[Records that describe figures]
"""
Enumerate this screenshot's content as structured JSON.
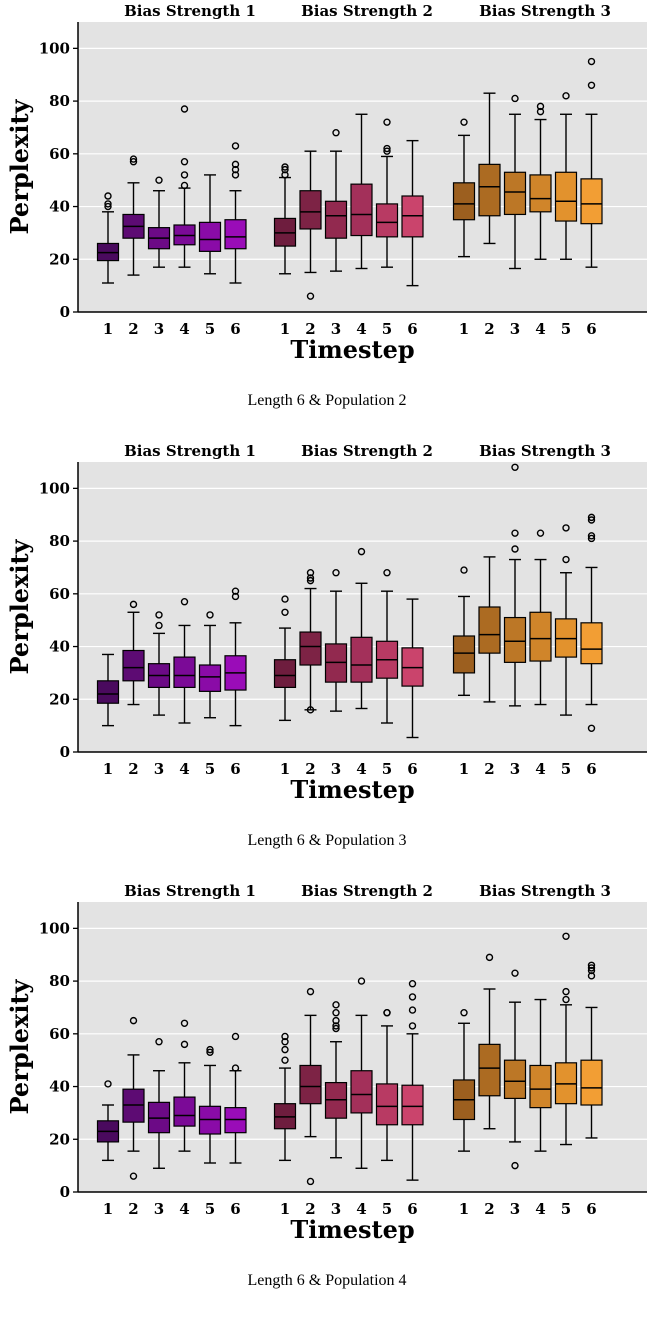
{
  "chart_data": [
    {
      "type": "box",
      "caption": "Length 6 & Population 2",
      "ylabel": "Perplexity",
      "xlabel": "Timestep",
      "ylim": [
        0,
        110
      ],
      "yticks": [
        0,
        20,
        40,
        60,
        80,
        100
      ],
      "grid": true,
      "groups": [
        {
          "title": "Bias Strength 1",
          "categories": [
            "1",
            "2",
            "3",
            "4",
            "5",
            "6"
          ],
          "colors": [
            "#4a0a5e",
            "#5d0b73",
            "#6c0a86",
            "#7b0a97",
            "#8a0ba7",
            "#9a0cb8"
          ],
          "boxes": [
            {
              "whislo": 11,
              "q1": 19.5,
              "med": 22.5,
              "q3": 26,
              "whishi": 38,
              "fliers": [
                40,
                41,
                44
              ]
            },
            {
              "whislo": 14,
              "q1": 28,
              "med": 32.5,
              "q3": 37,
              "whishi": 49,
              "fliers": [
                57,
                58
              ]
            },
            {
              "whislo": 17,
              "q1": 24,
              "med": 28,
              "q3": 32,
              "whishi": 46,
              "fliers": [
                50
              ]
            },
            {
              "whislo": 17,
              "q1": 25.5,
              "med": 29,
              "q3": 33,
              "whishi": 47,
              "fliers": [
                48,
                52,
                57,
                77
              ]
            },
            {
              "whislo": 14.5,
              "q1": 23,
              "med": 27.5,
              "q3": 34,
              "whishi": 52,
              "fliers": []
            },
            {
              "whislo": 11,
              "q1": 24,
              "med": 28.5,
              "q3": 35,
              "whishi": 46,
              "fliers": [
                52,
                54,
                56,
                63
              ]
            }
          ]
        },
        {
          "title": "Bias Strength 2",
          "categories": [
            "1",
            "2",
            "3",
            "4",
            "5",
            "6"
          ],
          "colors": [
            "#6e1d3e",
            "#7d2345",
            "#92294f",
            "#a3305a",
            "#b83a63",
            "#ca446c"
          ],
          "boxes": [
            {
              "whislo": 14.5,
              "q1": 25,
              "med": 30,
              "q3": 35.5,
              "whishi": 51,
              "fliers": [
                52,
                54,
                55
              ]
            },
            {
              "whislo": 15,
              "q1": 31.5,
              "med": 38,
              "q3": 46,
              "whishi": 61,
              "fliers": [
                6
              ]
            },
            {
              "whislo": 15.5,
              "q1": 28,
              "med": 36.5,
              "q3": 42,
              "whishi": 61,
              "fliers": [
                68
              ]
            },
            {
              "whislo": 16.5,
              "q1": 29,
              "med": 37,
              "q3": 48.5,
              "whishi": 75,
              "fliers": []
            },
            {
              "whislo": 17,
              "q1": 28.5,
              "med": 34,
              "q3": 41,
              "whishi": 59,
              "fliers": [
                61,
                62,
                72
              ]
            },
            {
              "whislo": 10,
              "q1": 28.5,
              "med": 36.5,
              "q3": 44,
              "whishi": 65,
              "fliers": []
            }
          ]
        },
        {
          "title": "Bias Strength 3",
          "categories": [
            "1",
            "2",
            "3",
            "4",
            "5",
            "6"
          ],
          "colors": [
            "#9c5f1f",
            "#ac6b22",
            "#bc7726",
            "#d0852a",
            "#e2922d",
            "#f29e34"
          ],
          "boxes": [
            {
              "whislo": 21,
              "q1": 35,
              "med": 41,
              "q3": 49,
              "whishi": 67,
              "fliers": [
                72
              ]
            },
            {
              "whislo": 26,
              "q1": 36.5,
              "med": 47.5,
              "q3": 56,
              "whishi": 83,
              "fliers": []
            },
            {
              "whislo": 16.5,
              "q1": 37,
              "med": 45.5,
              "q3": 53,
              "whishi": 75,
              "fliers": [
                81
              ]
            },
            {
              "whislo": 20,
              "q1": 38,
              "med": 43,
              "q3": 52,
              "whishi": 73,
              "fliers": [
                76,
                78
              ]
            },
            {
              "whislo": 20,
              "q1": 34.5,
              "med": 42,
              "q3": 53,
              "whishi": 75,
              "fliers": [
                82
              ]
            },
            {
              "whislo": 17,
              "q1": 33.5,
              "med": 41,
              "q3": 50.5,
              "whishi": 75,
              "fliers": [
                86,
                95
              ]
            }
          ]
        }
      ]
    },
    {
      "type": "box",
      "caption": "Length 6 & Population 3",
      "ylabel": "Perplexity",
      "xlabel": "Timestep",
      "ylim": [
        0,
        110
      ],
      "yticks": [
        0,
        20,
        40,
        60,
        80,
        100
      ],
      "grid": true,
      "groups": [
        {
          "title": "Bias Strength 1",
          "categories": [
            "1",
            "2",
            "3",
            "4",
            "5",
            "6"
          ],
          "colors": [
            "#4a0a5e",
            "#5d0b73",
            "#6c0a86",
            "#7b0a97",
            "#8a0ba7",
            "#9a0cb8"
          ],
          "boxes": [
            {
              "whislo": 10,
              "q1": 18.5,
              "med": 22,
              "q3": 27,
              "whishi": 37,
              "fliers": []
            },
            {
              "whislo": 18,
              "q1": 27,
              "med": 32,
              "q3": 38.5,
              "whishi": 53,
              "fliers": [
                56
              ]
            },
            {
              "whislo": 14,
              "q1": 24.5,
              "med": 29,
              "q3": 33.5,
              "whishi": 45,
              "fliers": [
                48,
                52
              ]
            },
            {
              "whislo": 11,
              "q1": 24.5,
              "med": 29,
              "q3": 36,
              "whishi": 48,
              "fliers": [
                57
              ]
            },
            {
              "whislo": 13,
              "q1": 23,
              "med": 28.5,
              "q3": 33,
              "whishi": 48,
              "fliers": [
                52
              ]
            },
            {
              "whislo": 10,
              "q1": 23.5,
              "med": 30,
              "q3": 36.5,
              "whishi": 49,
              "fliers": [
                59,
                61
              ]
            }
          ]
        },
        {
          "title": "Bias Strength 2",
          "categories": [
            "1",
            "2",
            "3",
            "4",
            "5",
            "6"
          ],
          "colors": [
            "#6e1d3e",
            "#7d2345",
            "#92294f",
            "#a3305a",
            "#b83a63",
            "#ca446c"
          ],
          "boxes": [
            {
              "whislo": 12,
              "q1": 24.5,
              "med": 29,
              "q3": 35,
              "whishi": 47,
              "fliers": [
                53,
                58
              ]
            },
            {
              "whislo": 16,
              "q1": 33,
              "med": 40,
              "q3": 45.5,
              "whishi": 62,
              "fliers": [
                16,
                65,
                66,
                68
              ]
            },
            {
              "whislo": 15.5,
              "q1": 26.5,
              "med": 34,
              "q3": 41,
              "whishi": 61,
              "fliers": [
                68
              ]
            },
            {
              "whislo": 16.5,
              "q1": 26.5,
              "med": 33,
              "q3": 43.5,
              "whishi": 64,
              "fliers": [
                76
              ]
            },
            {
              "whislo": 11,
              "q1": 28,
              "med": 35,
              "q3": 42,
              "whishi": 61,
              "fliers": [
                68
              ]
            },
            {
              "whislo": 5.5,
              "q1": 25,
              "med": 32,
              "q3": 39.5,
              "whishi": 58,
              "fliers": []
            }
          ]
        },
        {
          "title": "Bias Strength 3",
          "categories": [
            "1",
            "2",
            "3",
            "4",
            "5",
            "6"
          ],
          "colors": [
            "#9c5f1f",
            "#ac6b22",
            "#bc7726",
            "#d0852a",
            "#e2922d",
            "#f29e34"
          ],
          "boxes": [
            {
              "whislo": 21.5,
              "q1": 30,
              "med": 37.5,
              "q3": 44,
              "whishi": 59,
              "fliers": [
                69
              ]
            },
            {
              "whislo": 19,
              "q1": 37.5,
              "med": 44.5,
              "q3": 55,
              "whishi": 74,
              "fliers": []
            },
            {
              "whislo": 17.5,
              "q1": 34,
              "med": 42,
              "q3": 51,
              "whishi": 73,
              "fliers": [
                77,
                83,
                108
              ]
            },
            {
              "whislo": 18,
              "q1": 34.5,
              "med": 43,
              "q3": 53,
              "whishi": 73,
              "fliers": [
                83
              ]
            },
            {
              "whislo": 14,
              "q1": 36,
              "med": 43,
              "q3": 50.5,
              "whishi": 68,
              "fliers": [
                73,
                85
              ]
            },
            {
              "whislo": 18,
              "q1": 33.5,
              "med": 39,
              "q3": 49,
              "whishi": 70,
              "fliers": [
                9,
                81,
                82,
                88,
                89
              ]
            }
          ]
        }
      ]
    },
    {
      "type": "box",
      "caption": "Length 6 & Population 4",
      "ylabel": "Perplexity",
      "xlabel": "Timestep",
      "ylim": [
        0,
        110
      ],
      "yticks": [
        0,
        20,
        40,
        60,
        80,
        100
      ],
      "grid": true,
      "groups": [
        {
          "title": "Bias Strength 1",
          "categories": [
            "1",
            "2",
            "3",
            "4",
            "5",
            "6"
          ],
          "colors": [
            "#4a0a5e",
            "#5d0b73",
            "#6c0a86",
            "#7b0a97",
            "#8a0ba7",
            "#9a0cb8"
          ],
          "boxes": [
            {
              "whislo": 12,
              "q1": 19,
              "med": 23,
              "q3": 27,
              "whishi": 33,
              "fliers": [
                41
              ]
            },
            {
              "whislo": 15.5,
              "q1": 26.5,
              "med": 33,
              "q3": 39,
              "whishi": 52,
              "fliers": [
                6,
                65
              ]
            },
            {
              "whislo": 9,
              "q1": 22.5,
              "med": 28,
              "q3": 34,
              "whishi": 46,
              "fliers": [
                57
              ]
            },
            {
              "whislo": 15.5,
              "q1": 25,
              "med": 29,
              "q3": 36,
              "whishi": 49,
              "fliers": [
                56,
                64
              ]
            },
            {
              "whislo": 11,
              "q1": 22,
              "med": 27.5,
              "q3": 32.5,
              "whishi": 48,
              "fliers": [
                53,
                54
              ]
            },
            {
              "whislo": 11,
              "q1": 22.5,
              "med": 27.5,
              "q3": 32,
              "whishi": 46,
              "fliers": [
                47,
                59
              ]
            }
          ]
        },
        {
          "title": "Bias Strength 2",
          "categories": [
            "1",
            "2",
            "3",
            "4",
            "5",
            "6"
          ],
          "colors": [
            "#6e1d3e",
            "#7d2345",
            "#92294f",
            "#a3305a",
            "#b83a63",
            "#ca446c"
          ],
          "boxes": [
            {
              "whislo": 12,
              "q1": 24,
              "med": 28.5,
              "q3": 33.5,
              "whishi": 47,
              "fliers": [
                50,
                54,
                57,
                59
              ]
            },
            {
              "whislo": 21,
              "q1": 33.5,
              "med": 40,
              "q3": 48,
              "whishi": 67,
              "fliers": [
                4,
                76
              ]
            },
            {
              "whislo": 13,
              "q1": 28,
              "med": 35,
              "q3": 41.5,
              "whishi": 57,
              "fliers": [
                62,
                63,
                65,
                68,
                71
              ]
            },
            {
              "whislo": 9,
              "q1": 30,
              "med": 37,
              "q3": 46,
              "whishi": 67,
              "fliers": [
                80
              ]
            },
            {
              "whislo": 12,
              "q1": 25.5,
              "med": 32.5,
              "q3": 41,
              "whishi": 63,
              "fliers": [
                68,
                68
              ]
            },
            {
              "whislo": 4.5,
              "q1": 25.5,
              "med": 32.5,
              "q3": 40.5,
              "whishi": 60,
              "fliers": [
                63,
                69,
                74,
                79
              ]
            }
          ]
        },
        {
          "title": "Bias Strength 3",
          "categories": [
            "1",
            "2",
            "3",
            "4",
            "5",
            "6"
          ],
          "colors": [
            "#9c5f1f",
            "#ac6b22",
            "#bc7726",
            "#d0852a",
            "#e2922d",
            "#f29e34"
          ],
          "boxes": [
            {
              "whislo": 15.5,
              "q1": 27.5,
              "med": 35,
              "q3": 42.5,
              "whishi": 64,
              "fliers": [
                68
              ]
            },
            {
              "whislo": 24,
              "q1": 36.5,
              "med": 47,
              "q3": 56,
              "whishi": 77,
              "fliers": [
                89
              ]
            },
            {
              "whislo": 19,
              "q1": 35.5,
              "med": 42,
              "q3": 50,
              "whishi": 72,
              "fliers": [
                10,
                83
              ]
            },
            {
              "whislo": 15.5,
              "q1": 32,
              "med": 39,
              "q3": 48,
              "whishi": 73,
              "fliers": []
            },
            {
              "whislo": 18,
              "q1": 33.5,
              "med": 41,
              "q3": 49,
              "whishi": 71,
              "fliers": [
                73,
                76,
                97
              ]
            },
            {
              "whislo": 20.5,
              "q1": 33,
              "med": 39.5,
              "q3": 50,
              "whishi": 70,
              "fliers": [
                82,
                84,
                85,
                86
              ]
            }
          ]
        }
      ]
    }
  ]
}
"""
▸ **EXERCISE**:
Look through the data and show every line containing "Population".

▸ **RESULT**:
      "caption": "Length 6 & Population 2",
      "caption": "Length 6 & Population 3",
      "caption": "Length 6 & Population 4",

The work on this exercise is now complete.